### What is required
Extract the complete data exactly as given.

### Data lines
· · ·

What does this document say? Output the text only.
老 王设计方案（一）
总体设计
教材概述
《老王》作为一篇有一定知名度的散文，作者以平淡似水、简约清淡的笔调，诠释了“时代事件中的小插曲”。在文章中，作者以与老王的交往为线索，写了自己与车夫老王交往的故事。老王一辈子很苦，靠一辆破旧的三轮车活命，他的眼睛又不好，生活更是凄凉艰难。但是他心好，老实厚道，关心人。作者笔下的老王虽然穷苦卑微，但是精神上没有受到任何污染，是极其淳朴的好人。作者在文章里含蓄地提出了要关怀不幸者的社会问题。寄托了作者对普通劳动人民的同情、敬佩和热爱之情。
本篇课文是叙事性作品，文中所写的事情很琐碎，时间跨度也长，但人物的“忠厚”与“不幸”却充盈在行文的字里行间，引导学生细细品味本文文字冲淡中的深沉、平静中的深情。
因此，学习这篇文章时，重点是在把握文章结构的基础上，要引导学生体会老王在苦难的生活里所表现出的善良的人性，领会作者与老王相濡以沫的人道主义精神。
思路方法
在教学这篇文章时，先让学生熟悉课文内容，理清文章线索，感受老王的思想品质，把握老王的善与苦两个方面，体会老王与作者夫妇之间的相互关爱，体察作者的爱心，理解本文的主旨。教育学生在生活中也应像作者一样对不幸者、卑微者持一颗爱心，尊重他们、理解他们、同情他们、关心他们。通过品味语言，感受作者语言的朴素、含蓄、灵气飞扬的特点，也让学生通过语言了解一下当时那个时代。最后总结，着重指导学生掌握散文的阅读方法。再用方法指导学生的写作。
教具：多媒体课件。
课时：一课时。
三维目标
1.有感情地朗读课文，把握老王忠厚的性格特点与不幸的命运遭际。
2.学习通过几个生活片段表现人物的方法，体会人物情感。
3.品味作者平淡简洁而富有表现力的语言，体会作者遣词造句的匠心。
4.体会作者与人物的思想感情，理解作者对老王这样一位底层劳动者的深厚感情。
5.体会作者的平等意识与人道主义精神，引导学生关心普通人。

· · ·

### Written response
What does this document say? Output the text only.
老 王设计方案（一）
总体设计
教材概述
《老王》作为一篇有一定知名度的散文，作者以平淡似水、简约清淡的笔调，诠释了“时代事件中的小插曲”。在文章中，作者以与老王的交往为线索，写了自己与车夫老王交往的故事。老王一辈子很苦，靠一辆破旧的三轮车活命，他的眼睛又不好，生活更是凄凉艰难。但是他心好，老实厚道，关心人。作者笔下的老王虽然穷苦卑微，但是精神上没有受到任何污染，是极其淳朴的好人。作者在文章里含蓄地提出了要关怀不幸者的社会问题。寄托了作者对普通劳动人民的同情、敬佩和热爱之情。
本篇课文是叙事性作品，文中所写的事情很琐碎，时间跨度也长，但人物的“忠厚”与“不幸”却充盈在行文的字里行间，引导学生细细品味本文文字冲淡中的深沉、平静中的深情。
因此，学习这篇文章时，重点是在把握文章结构的基础上，要引导学生体会老王在苦难的生活里所表现出的善良的人性，领会作者与老王相濡以沫的人道主义精神。
思路方法
在教学这篇文章时，先让学生熟悉课文内容，理清文章线索，感受老王的思想品质，把握老王的善与苦两个方面，体会老王与作者夫妇之间的相互关爱，体察作者的爱心，理解本文的主旨。教育学生在生活中也应像作者一样对不幸者、卑微者持一颗爱心，尊重他们、理解他们、同情他们、关心他们。通过品味语言，感受作者语言的朴素、含蓄、灵气飞扬的特点，也让学生通过语言了解一下当时那个时代。最后总结，着重指导学生掌握散文的阅读方法。再用方法指导学生的写作。
教具：多媒体课件。
课时：一课时。
三维目标
1.有感情地朗读课文，把握老王忠厚的性格特点与不幸的命运遭际。
2.学习通过几个生活片段表现人物的方法，体会人物情感。
3.品味作者平淡简洁而富有表现力的语言，体会作者遣词造句的匠心。
4.体会作者与人物的思想感情，理解作者对老王这样一位底层劳动者的深厚感情。
5.体会作者的平等意识与人道主义精神，引导学生关心普通人。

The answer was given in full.